**Objective**
Please find all lines in the data that hold the string "screenshot" and copy them.

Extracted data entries
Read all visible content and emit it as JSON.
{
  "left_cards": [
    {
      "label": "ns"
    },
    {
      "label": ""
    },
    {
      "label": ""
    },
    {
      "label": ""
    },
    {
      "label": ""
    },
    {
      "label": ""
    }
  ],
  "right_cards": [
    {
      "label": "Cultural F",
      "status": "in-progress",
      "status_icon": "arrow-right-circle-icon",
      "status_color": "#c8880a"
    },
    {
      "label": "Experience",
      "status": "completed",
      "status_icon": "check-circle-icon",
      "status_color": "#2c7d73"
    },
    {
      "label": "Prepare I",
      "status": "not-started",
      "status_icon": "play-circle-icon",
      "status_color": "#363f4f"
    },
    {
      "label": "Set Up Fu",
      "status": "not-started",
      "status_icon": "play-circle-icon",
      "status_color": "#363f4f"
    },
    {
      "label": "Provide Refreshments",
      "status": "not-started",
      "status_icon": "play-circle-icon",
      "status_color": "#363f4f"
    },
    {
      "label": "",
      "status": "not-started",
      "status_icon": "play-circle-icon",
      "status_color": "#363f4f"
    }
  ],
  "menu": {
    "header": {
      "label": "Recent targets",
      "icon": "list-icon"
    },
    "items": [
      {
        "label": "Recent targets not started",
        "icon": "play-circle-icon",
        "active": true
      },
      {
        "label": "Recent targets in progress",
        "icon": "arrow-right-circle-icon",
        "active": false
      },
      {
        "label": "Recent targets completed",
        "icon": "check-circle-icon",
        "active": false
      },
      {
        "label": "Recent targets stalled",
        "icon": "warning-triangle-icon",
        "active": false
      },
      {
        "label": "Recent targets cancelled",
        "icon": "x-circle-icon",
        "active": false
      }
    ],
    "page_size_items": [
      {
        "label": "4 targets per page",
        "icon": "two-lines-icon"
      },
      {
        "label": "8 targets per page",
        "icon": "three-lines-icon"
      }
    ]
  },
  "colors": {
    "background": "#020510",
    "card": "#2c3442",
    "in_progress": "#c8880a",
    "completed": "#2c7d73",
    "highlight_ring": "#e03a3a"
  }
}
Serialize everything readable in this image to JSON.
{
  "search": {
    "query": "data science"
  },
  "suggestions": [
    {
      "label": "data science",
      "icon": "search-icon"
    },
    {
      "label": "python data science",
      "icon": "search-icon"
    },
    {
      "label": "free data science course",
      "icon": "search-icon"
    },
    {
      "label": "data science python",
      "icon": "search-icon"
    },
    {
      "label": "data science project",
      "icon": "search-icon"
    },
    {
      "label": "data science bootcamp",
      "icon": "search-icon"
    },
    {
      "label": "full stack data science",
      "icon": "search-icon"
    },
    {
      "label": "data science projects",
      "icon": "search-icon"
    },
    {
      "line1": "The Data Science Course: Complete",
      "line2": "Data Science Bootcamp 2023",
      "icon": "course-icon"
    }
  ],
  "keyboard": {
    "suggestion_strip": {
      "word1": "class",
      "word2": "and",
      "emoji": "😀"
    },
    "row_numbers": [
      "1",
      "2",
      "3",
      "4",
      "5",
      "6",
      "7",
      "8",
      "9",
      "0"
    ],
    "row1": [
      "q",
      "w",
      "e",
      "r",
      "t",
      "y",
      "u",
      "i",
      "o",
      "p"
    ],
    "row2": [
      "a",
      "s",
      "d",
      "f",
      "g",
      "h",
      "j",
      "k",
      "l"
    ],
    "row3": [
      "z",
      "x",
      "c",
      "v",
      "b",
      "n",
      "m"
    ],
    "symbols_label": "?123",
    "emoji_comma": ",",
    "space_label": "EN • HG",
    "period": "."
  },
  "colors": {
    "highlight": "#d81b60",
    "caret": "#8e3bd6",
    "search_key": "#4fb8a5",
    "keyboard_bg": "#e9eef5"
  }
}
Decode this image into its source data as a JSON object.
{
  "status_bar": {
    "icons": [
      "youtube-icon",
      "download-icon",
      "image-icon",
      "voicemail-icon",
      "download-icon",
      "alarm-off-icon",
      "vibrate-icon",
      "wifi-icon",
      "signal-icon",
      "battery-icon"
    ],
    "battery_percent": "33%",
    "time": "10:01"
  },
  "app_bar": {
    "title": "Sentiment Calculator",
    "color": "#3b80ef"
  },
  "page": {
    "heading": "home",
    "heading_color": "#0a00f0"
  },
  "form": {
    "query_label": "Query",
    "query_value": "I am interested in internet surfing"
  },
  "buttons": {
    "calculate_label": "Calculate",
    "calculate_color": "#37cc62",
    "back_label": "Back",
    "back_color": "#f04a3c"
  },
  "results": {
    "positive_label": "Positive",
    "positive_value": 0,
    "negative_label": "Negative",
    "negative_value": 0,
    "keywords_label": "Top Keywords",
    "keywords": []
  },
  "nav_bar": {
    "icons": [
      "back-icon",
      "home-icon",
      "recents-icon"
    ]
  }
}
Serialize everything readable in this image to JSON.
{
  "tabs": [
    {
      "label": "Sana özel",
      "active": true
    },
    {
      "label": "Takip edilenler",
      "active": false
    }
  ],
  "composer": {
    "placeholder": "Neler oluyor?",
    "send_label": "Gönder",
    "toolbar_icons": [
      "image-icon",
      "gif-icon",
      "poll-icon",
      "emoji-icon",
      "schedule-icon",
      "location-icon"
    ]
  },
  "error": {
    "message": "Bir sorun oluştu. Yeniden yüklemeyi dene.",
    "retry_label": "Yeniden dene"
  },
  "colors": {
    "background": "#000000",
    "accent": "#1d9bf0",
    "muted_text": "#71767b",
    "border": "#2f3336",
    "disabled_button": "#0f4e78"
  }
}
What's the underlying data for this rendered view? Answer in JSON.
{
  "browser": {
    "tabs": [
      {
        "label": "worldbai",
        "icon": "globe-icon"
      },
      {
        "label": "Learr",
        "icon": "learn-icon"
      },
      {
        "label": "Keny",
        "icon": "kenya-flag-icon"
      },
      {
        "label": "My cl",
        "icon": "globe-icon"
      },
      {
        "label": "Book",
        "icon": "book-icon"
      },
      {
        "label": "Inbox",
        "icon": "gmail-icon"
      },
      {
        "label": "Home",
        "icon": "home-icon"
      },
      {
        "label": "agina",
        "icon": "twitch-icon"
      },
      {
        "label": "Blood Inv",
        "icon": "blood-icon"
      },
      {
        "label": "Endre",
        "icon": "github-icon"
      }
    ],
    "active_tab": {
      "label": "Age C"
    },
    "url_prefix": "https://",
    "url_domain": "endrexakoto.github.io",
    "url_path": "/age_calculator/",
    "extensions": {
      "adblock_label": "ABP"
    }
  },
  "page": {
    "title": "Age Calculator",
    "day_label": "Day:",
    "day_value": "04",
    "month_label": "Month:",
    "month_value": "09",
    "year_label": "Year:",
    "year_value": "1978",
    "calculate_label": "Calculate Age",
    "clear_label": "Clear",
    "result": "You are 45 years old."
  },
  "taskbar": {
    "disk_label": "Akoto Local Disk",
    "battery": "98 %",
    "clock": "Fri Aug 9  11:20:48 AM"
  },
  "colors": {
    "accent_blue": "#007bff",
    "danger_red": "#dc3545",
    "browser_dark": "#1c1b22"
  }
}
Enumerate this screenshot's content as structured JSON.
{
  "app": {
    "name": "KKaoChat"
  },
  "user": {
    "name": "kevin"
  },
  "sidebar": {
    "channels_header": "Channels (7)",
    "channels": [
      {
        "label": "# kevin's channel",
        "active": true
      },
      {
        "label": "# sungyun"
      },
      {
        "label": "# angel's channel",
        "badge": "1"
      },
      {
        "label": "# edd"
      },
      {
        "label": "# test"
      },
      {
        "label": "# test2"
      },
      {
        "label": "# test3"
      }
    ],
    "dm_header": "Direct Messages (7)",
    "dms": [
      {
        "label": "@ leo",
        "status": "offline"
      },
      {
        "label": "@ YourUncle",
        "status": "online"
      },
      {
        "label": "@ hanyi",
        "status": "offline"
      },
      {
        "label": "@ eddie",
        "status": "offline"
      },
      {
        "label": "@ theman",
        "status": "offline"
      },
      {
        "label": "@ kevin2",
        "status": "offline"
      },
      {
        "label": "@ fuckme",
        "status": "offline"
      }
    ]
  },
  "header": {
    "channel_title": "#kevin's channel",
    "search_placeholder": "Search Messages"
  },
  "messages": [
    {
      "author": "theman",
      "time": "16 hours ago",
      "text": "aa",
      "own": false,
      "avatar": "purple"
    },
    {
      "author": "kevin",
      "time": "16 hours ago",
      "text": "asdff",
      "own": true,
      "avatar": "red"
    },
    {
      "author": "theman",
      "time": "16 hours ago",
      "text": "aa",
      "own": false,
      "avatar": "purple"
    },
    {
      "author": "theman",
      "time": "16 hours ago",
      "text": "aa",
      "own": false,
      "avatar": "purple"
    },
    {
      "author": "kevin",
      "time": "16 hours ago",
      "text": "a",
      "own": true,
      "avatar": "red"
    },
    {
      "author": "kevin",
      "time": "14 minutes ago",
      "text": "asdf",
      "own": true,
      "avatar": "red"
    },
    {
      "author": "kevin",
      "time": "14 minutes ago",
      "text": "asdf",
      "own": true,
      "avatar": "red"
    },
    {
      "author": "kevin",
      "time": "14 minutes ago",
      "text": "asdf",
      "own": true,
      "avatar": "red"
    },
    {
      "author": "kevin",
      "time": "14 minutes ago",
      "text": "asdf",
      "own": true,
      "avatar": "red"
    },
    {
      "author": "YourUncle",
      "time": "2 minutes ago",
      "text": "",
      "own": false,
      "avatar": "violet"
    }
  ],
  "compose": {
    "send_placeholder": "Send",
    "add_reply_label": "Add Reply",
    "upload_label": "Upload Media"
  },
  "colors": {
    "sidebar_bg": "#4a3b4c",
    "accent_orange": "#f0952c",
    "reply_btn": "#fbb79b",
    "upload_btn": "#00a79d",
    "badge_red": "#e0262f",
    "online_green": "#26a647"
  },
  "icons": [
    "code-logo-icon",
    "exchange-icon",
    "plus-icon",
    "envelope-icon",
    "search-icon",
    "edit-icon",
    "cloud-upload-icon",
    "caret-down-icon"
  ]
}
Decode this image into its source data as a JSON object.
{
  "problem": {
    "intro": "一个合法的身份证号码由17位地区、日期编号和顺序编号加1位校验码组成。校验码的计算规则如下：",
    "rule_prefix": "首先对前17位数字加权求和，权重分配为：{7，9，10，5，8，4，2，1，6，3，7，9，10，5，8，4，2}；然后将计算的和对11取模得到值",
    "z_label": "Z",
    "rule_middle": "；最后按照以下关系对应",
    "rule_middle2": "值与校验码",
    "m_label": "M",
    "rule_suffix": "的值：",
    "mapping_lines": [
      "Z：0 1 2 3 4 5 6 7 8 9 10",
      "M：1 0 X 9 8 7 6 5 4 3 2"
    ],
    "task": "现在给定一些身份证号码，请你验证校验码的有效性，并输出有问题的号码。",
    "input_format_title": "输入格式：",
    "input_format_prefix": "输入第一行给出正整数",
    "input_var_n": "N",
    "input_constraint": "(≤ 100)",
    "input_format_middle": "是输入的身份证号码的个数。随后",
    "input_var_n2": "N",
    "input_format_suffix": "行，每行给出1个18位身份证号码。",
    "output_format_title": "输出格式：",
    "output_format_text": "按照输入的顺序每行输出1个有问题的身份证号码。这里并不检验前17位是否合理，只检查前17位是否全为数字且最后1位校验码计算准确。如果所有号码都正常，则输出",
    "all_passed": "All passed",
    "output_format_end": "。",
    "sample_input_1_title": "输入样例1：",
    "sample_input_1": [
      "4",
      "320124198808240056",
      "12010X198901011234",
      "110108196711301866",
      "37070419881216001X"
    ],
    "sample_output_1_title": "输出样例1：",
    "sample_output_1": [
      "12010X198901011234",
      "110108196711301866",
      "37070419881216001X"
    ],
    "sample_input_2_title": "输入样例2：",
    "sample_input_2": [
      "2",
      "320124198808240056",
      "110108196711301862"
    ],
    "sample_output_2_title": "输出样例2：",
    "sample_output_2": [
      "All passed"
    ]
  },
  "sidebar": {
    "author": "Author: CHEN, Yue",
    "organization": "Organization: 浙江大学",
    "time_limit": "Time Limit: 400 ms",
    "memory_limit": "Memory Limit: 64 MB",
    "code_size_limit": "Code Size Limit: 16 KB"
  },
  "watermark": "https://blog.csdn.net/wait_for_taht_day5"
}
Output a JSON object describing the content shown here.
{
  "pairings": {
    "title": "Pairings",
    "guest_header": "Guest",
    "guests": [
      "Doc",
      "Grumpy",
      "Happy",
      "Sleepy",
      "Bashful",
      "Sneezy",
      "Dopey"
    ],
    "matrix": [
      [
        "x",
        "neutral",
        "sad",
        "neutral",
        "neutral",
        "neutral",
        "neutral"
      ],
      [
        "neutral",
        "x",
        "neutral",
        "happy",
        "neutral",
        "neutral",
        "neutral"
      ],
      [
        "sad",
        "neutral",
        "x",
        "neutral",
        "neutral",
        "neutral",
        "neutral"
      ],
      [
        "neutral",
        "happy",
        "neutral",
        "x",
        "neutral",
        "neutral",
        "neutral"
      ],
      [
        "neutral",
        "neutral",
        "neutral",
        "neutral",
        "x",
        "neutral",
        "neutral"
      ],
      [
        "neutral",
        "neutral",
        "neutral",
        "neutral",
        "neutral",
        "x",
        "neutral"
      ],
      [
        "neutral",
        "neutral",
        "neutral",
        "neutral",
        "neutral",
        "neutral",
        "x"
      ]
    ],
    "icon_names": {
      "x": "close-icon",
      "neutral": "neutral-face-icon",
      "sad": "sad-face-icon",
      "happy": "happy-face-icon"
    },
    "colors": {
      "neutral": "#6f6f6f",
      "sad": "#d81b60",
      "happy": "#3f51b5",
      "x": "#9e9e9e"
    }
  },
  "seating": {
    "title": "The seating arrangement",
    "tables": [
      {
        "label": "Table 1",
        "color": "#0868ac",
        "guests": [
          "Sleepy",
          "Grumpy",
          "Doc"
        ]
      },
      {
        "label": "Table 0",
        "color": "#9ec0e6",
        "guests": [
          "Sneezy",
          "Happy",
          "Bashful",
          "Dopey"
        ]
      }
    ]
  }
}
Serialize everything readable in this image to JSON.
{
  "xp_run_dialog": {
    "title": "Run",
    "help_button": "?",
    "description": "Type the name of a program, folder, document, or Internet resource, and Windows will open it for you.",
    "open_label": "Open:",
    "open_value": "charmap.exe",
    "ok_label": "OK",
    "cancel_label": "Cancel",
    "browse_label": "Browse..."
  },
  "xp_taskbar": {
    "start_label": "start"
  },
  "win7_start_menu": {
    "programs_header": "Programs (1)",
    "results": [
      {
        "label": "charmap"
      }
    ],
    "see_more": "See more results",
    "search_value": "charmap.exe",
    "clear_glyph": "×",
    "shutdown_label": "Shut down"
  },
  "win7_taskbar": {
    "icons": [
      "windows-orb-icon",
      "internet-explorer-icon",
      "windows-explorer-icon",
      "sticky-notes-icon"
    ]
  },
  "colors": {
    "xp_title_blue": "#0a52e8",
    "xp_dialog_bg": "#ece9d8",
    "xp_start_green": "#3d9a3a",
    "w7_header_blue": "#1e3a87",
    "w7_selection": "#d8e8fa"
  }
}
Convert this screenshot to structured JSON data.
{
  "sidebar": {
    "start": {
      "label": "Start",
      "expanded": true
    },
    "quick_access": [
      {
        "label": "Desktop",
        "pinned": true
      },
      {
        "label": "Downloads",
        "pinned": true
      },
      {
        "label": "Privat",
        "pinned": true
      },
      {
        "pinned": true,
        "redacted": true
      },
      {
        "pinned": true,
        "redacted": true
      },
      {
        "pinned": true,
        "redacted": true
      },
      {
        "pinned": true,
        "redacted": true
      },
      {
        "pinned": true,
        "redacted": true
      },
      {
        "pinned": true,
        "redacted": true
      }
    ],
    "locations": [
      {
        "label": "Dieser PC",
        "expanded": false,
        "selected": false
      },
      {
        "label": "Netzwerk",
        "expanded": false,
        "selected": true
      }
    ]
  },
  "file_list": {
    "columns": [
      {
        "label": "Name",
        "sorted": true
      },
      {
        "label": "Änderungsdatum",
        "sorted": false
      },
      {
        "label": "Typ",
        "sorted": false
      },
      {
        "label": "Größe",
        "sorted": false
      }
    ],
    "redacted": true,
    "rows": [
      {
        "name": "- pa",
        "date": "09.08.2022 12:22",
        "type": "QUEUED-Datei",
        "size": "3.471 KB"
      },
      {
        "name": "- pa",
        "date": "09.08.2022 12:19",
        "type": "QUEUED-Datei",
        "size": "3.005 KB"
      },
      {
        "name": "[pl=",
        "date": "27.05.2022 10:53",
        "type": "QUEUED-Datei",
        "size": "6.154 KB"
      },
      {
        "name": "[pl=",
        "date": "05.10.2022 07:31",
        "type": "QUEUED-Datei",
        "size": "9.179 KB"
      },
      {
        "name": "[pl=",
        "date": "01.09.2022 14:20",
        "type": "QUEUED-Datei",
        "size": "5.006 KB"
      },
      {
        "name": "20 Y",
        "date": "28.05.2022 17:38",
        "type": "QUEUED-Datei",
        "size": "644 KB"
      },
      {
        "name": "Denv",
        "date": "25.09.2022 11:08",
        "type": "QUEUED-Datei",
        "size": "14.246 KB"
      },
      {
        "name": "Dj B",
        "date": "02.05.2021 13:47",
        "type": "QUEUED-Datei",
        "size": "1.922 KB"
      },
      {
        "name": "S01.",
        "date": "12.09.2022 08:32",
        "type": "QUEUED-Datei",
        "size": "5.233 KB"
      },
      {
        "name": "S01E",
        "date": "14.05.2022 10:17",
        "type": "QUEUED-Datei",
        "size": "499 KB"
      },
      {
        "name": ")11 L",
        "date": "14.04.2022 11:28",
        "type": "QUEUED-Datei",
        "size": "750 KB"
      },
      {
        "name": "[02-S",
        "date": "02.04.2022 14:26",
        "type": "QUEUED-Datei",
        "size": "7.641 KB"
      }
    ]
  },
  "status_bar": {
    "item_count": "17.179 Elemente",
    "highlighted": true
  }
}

**The response**
Enumerate this screenshot's content as structured JSON.
Convert this screenshot to structured JSON data.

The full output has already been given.